* **OBJECTIVE**:
Everything in the data should be repeated exactly, save for the images.

* **ROWS**:

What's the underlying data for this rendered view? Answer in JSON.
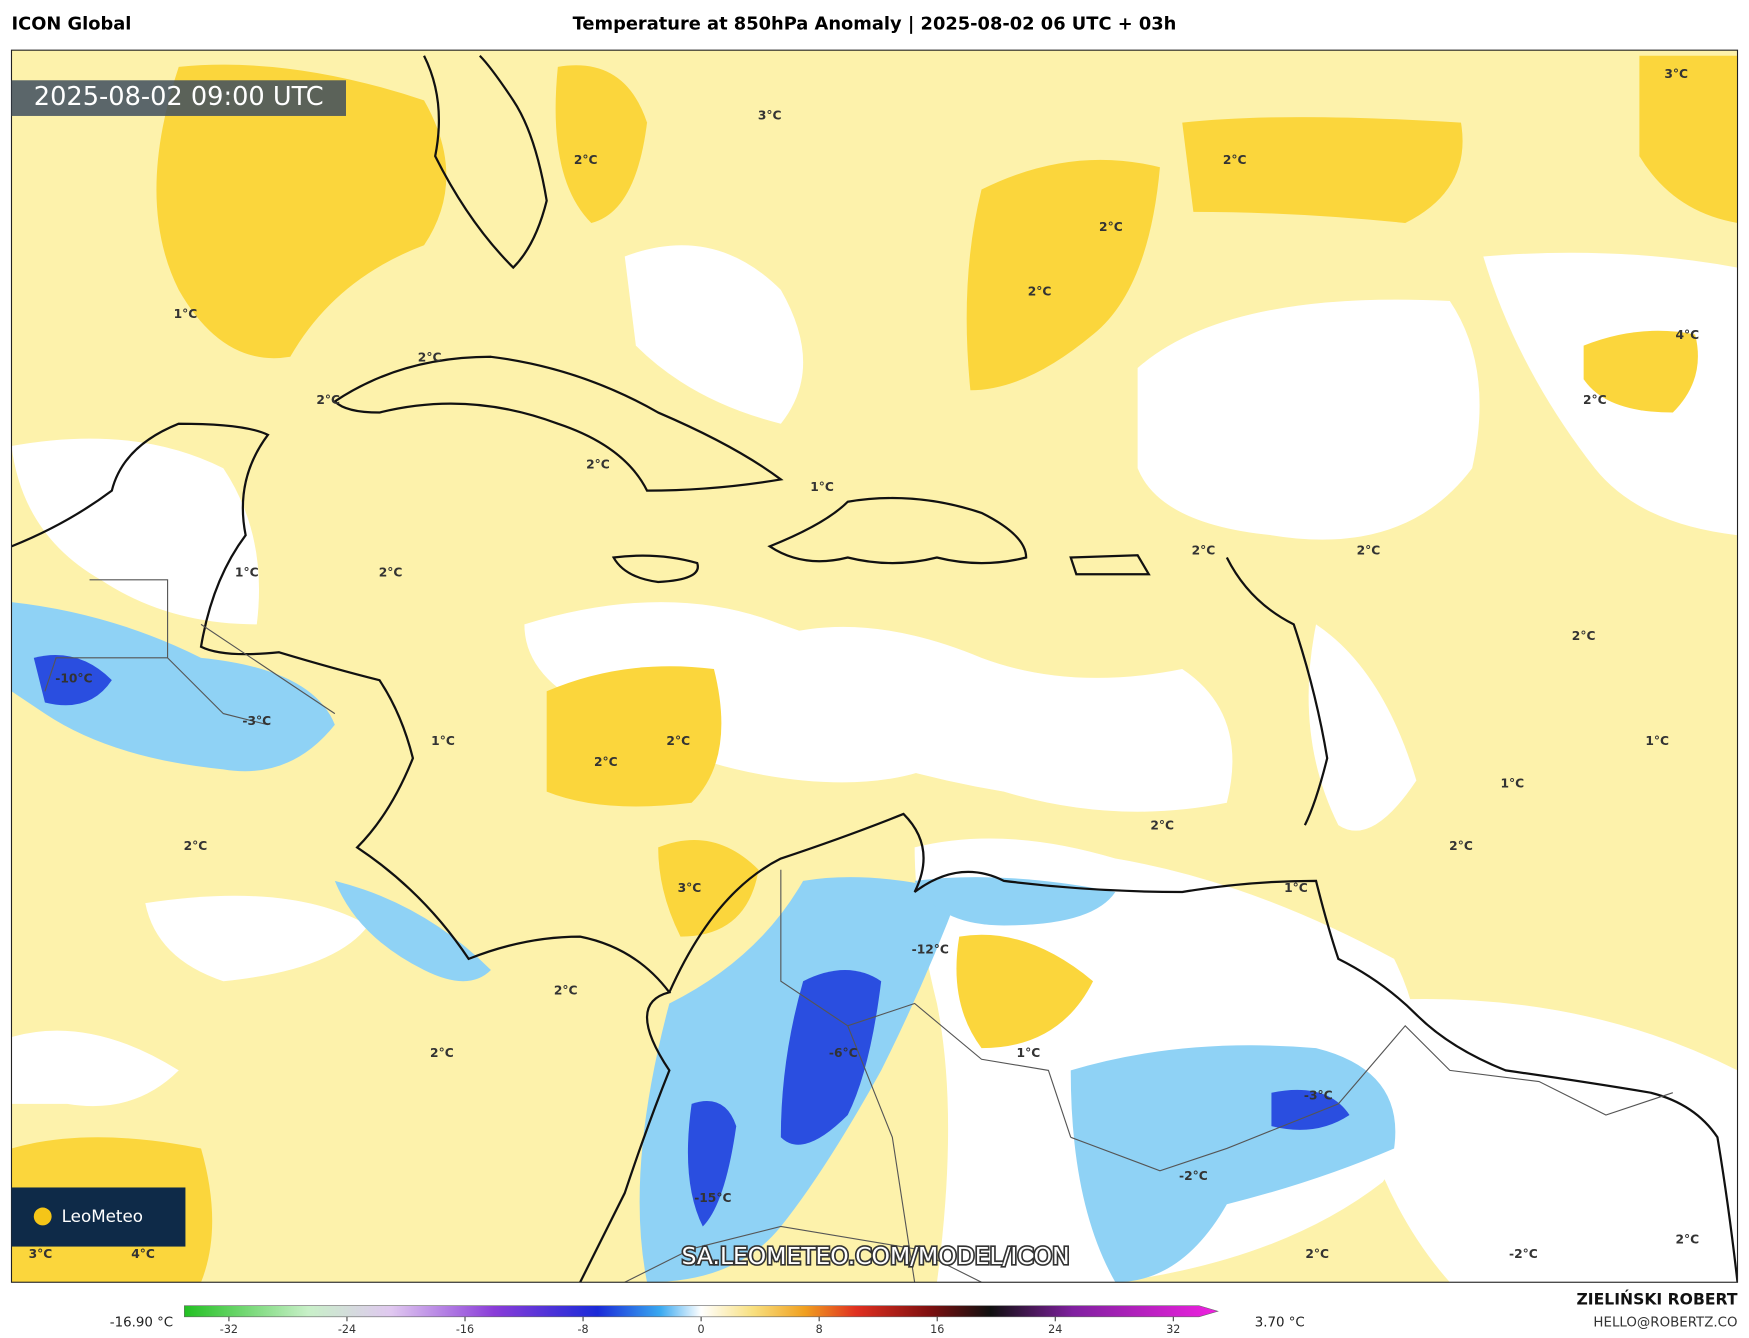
{
  "header": {
    "model": "ICON Global",
    "title": "Temperature at 850hPa Anomaly | 2025-08-02 06 UTC + 03h"
  },
  "map": {
    "timestamp": "2025-08-02 09:00 UTC",
    "watermark": "SA.LEOMETEO.COM/MODEL/ICON",
    "logo": "LeoMeteo",
    "labels": [
      "3°C",
      "3°C",
      "2°C",
      "2°C",
      "2°C",
      "2°C",
      "1°C",
      "4°C",
      "2°C",
      "2°C",
      "2°C",
      "2°C",
      "1°C",
      "2°C",
      "2°C",
      "1°C",
      "2°C",
      "2°C",
      "-10°C",
      "-3°C",
      "1°C",
      "2°C",
      "1°C",
      "2°C",
      "1°C",
      "2°C",
      "2°C",
      "2°C",
      "3°C",
      "1°C",
      "-12°C",
      "2°C",
      "2°C",
      "-6°C",
      "1°C",
      "-3°C",
      "-2°C",
      "-15°C",
      "2°C",
      "3°C",
      "4°C",
      "2°C",
      "-2°C"
    ]
  },
  "colorbar": {
    "min_label": "-16.90 °C",
    "max_label": "3.70 °C",
    "ticks": [
      -32,
      -24,
      -16,
      -8,
      0,
      8,
      16,
      24,
      32
    ]
  },
  "footer": {
    "author": "ZIELIŃSKI ROBERT",
    "email": "HELLO@ROBERTZ.CO"
  }
}
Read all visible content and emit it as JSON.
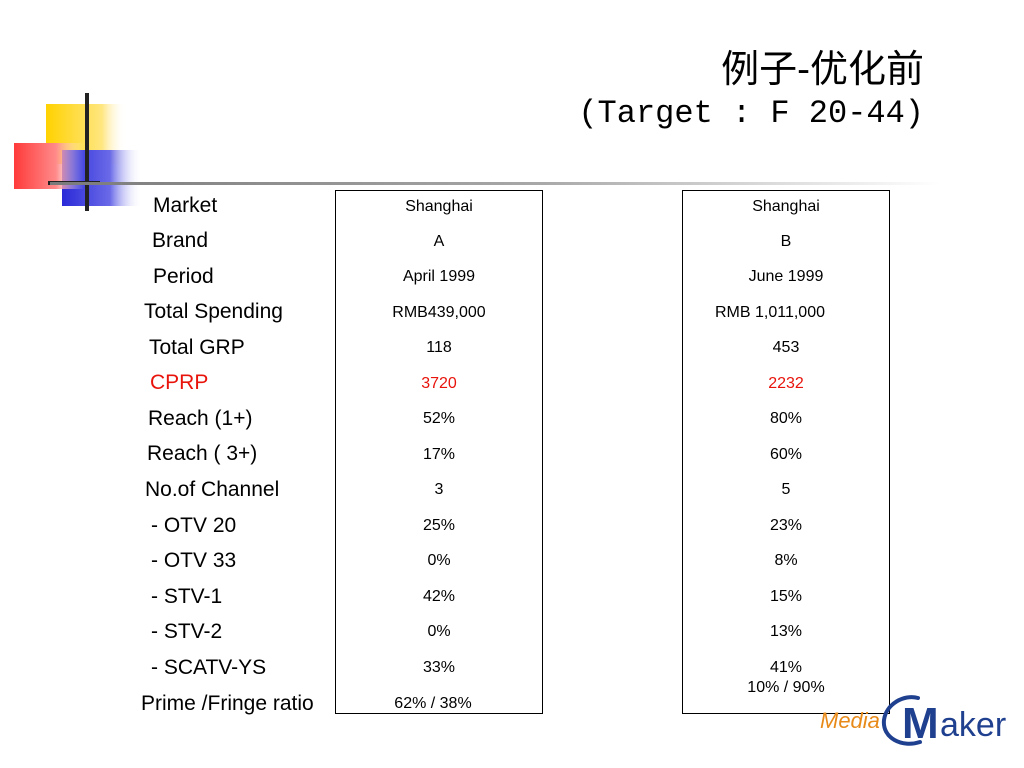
{
  "title": {
    "line1": "例子-优化前",
    "line2": "(Target : F 20-44)"
  },
  "row_labels": [
    "Market",
    "Brand",
    "Period",
    "Total Spending",
    "Total GRP",
    "CPRP",
    "Reach (1+)",
    "Reach ( 3+)",
    "No.of Channel",
    "- OTV 20",
    "- OTV 33",
    "- STV-1",
    "- STV-2",
    "- SCATV-YS",
    "Prime /Fringe ratio"
  ],
  "column_a": [
    "Shanghai",
    "A",
    "April 1999",
    "RMB439,000",
    "118",
    "3720",
    "52%",
    "17%",
    "3",
    "25%",
    "0%",
    "42%",
    "0%",
    "33%",
    "62% / 38%"
  ],
  "column_b": [
    "Shanghai",
    "B",
    "June 1999",
    "RMB 1,011,000",
    "453",
    "2232",
    "80%",
    "60%",
    "5",
    "23%",
    "8%",
    "15%",
    "13%",
    "41%",
    "10% / 90%"
  ],
  "logo": {
    "part1": "Media",
    "part2": "M",
    "part3": "aker"
  },
  "colors": {
    "highlight_red": "#e8140c",
    "deco_yellow": "#ffd200",
    "deco_blue": "#2a2ad8",
    "deco_red": "#ff3a3a",
    "logo_orange": "#e88a1a",
    "logo_navy": "#1f3f8f"
  }
}
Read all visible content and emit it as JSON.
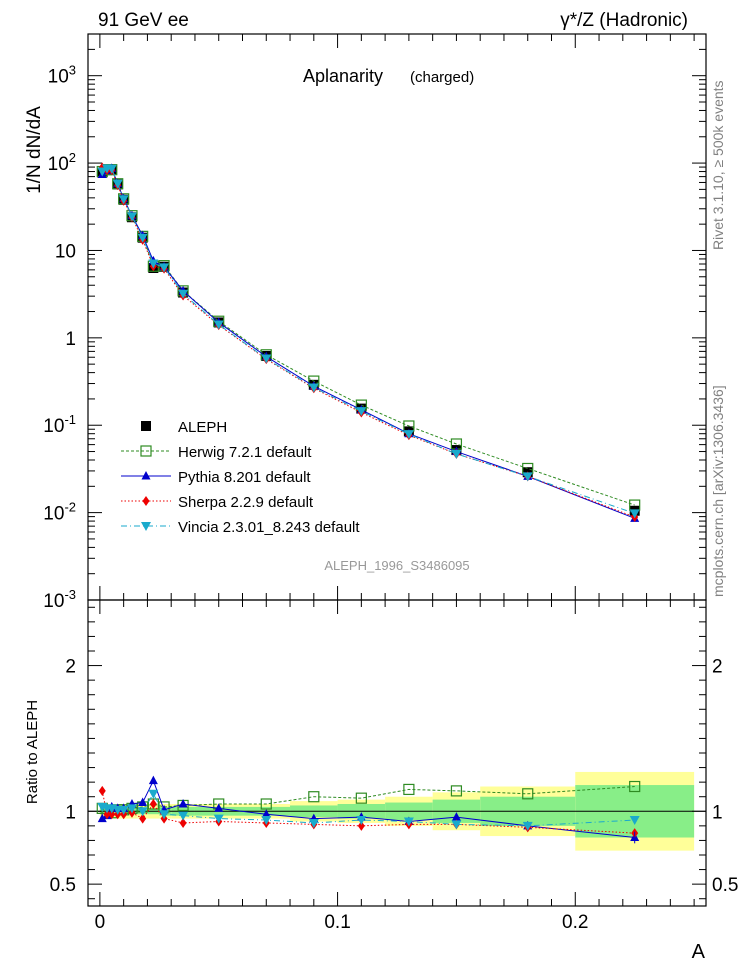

* **RESPONSE TO THIS EXERCISE**:
What's the underlying data for this rendered view? Answer in JSON.
{
  "header": {
    "model": "ICON Global",
    "title": "Temperature at 850hPa Anomaly | 2025-08-02 06 UTC + 03h"
  },
  "map": {
    "timestamp": "2025-08-02 09:00 UTC",
    "watermark": "SA.LEOMETEO.COM/MODEL/ICON",
    "logo": "LeoMeteo",
    "labels": [
      "3°C",
      "3°C",
      "2°C",
      "2°C",
      "2°C",
      "2°C",
      "1°C",
      "4°C",
      "2°C",
      "2°C",
      "2°C",
      "2°C",
      "1°C",
      "2°C",
      "2°C",
      "1°C",
      "2°C",
      "2°C",
      "-10°C",
      "-3°C",
      "1°C",
      "2°C",
      "1°C",
      "2°C",
      "1°C",
      "2°C",
      "2°C",
      "2°C",
      "3°C",
      "1°C",
      "-12°C",
      "2°C",
      "2°C",
      "-6°C",
      "1°C",
      "-3°C",
      "-2°C",
      "-15°C",
      "2°C",
      "3°C",
      "4°C",
      "2°C",
      "-2°C"
    ]
  },
  "colorbar": {
    "min_label": "-16.90 °C",
    "max_label": "3.70 °C",
    "ticks": [
      -32,
      -24,
      -16,
      -8,
      0,
      8,
      16,
      24,
      32
    ]
  },
  "footer": {
    "author": "ZIELIŃSKI ROBERT",
    "email": "HELLO@ROBERTZ.CO"
  }
}
Read all visible content and emit it as JSON.
{
  "title": {
    "line1": "例子-优化前",
    "line2": "(Target : F 20-44)"
  },
  "row_labels": [
    "Market",
    "Brand",
    "Period",
    "Total Spending",
    "Total GRP",
    "CPRP",
    "Reach (1+)",
    "Reach ( 3+)",
    "No.of Channel",
    "- OTV 20",
    "- OTV 33",
    "- STV-1",
    "- STV-2",
    "- SCATV-YS",
    "Prime /Fringe ratio"
  ],
  "column_a": [
    "Shanghai",
    "A",
    "April 1999",
    "RMB439,000",
    "118",
    "3720",
    "52%",
    "17%",
    "3",
    "25%",
    "0%",
    "42%",
    "0%",
    "33%",
    "62% / 38%"
  ],
  "column_b": [
    "Shanghai",
    "B",
    "June 1999",
    "RMB 1,011,000",
    "453",
    "2232",
    "80%",
    "60%",
    "5",
    "23%",
    "8%",
    "15%",
    "13%",
    "41%",
    "10% / 90%"
  ],
  "logo": {
    "part1": "Media",
    "part2": "M",
    "part3": "aker"
  },
  "colors": {
    "highlight_red": "#e8140c",
    "deco_yellow": "#ffd200",
    "deco_blue": "#2a2ad8",
    "deco_red": "#ff3a3a",
    "logo_orange": "#e88a1a",
    "logo_navy": "#1f3f8f"
  }
}
Read all visible content and emit it as JSON.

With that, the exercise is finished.